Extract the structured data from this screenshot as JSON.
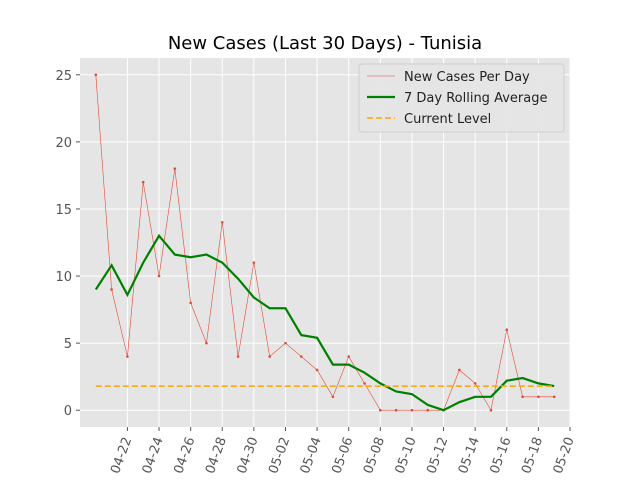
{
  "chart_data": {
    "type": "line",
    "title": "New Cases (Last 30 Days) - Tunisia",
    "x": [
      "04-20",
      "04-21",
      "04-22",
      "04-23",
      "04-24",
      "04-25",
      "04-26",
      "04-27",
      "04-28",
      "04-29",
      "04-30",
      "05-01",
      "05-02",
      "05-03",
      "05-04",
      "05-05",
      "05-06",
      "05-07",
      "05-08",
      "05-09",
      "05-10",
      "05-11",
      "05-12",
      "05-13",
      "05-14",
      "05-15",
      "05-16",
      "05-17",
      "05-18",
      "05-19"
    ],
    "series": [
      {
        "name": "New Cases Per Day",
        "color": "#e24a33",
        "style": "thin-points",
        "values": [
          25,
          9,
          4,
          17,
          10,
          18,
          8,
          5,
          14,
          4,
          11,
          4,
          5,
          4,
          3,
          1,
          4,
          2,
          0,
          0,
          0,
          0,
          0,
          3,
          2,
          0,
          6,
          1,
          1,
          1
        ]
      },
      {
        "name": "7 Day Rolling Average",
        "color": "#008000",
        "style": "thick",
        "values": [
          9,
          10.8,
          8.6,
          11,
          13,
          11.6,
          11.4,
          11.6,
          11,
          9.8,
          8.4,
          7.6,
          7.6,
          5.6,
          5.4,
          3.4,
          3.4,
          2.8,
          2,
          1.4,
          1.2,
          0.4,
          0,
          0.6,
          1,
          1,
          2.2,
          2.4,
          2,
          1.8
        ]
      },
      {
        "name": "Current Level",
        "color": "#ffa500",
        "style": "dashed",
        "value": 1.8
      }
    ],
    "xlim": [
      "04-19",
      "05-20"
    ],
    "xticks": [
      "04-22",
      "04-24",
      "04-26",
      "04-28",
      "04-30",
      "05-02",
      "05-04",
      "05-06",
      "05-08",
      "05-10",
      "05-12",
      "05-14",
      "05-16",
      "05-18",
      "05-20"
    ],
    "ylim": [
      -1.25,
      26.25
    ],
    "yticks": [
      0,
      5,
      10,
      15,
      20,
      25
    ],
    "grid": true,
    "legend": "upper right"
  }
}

--

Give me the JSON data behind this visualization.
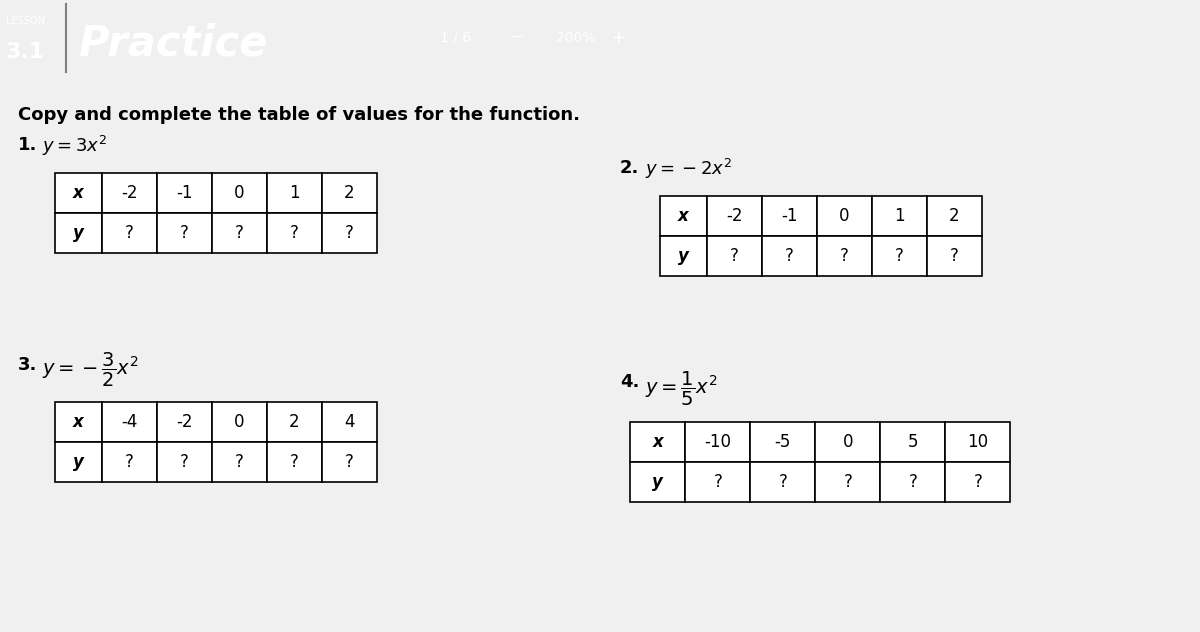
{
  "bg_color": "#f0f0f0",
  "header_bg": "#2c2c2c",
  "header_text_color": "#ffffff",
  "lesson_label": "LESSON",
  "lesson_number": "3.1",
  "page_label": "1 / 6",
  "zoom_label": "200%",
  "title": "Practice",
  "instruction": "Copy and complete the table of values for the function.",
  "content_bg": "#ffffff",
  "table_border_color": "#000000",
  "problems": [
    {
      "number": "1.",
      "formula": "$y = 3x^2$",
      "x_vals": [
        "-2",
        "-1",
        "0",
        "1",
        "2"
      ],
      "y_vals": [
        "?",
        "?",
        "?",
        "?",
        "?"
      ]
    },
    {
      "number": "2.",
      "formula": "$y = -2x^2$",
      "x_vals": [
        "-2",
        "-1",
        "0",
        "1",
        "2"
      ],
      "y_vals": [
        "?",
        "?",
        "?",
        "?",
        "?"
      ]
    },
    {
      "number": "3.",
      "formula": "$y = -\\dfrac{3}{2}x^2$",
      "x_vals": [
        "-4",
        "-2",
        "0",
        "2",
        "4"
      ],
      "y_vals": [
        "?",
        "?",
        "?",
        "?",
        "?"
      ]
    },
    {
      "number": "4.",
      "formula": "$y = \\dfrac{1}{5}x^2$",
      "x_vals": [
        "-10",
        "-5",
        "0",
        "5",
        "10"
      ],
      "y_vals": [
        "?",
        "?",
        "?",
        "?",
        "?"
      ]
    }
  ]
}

SHORT TASK — Of the lines in the material, how many contain the word "name"? Reply with the number and nothing else.

RESULT — 3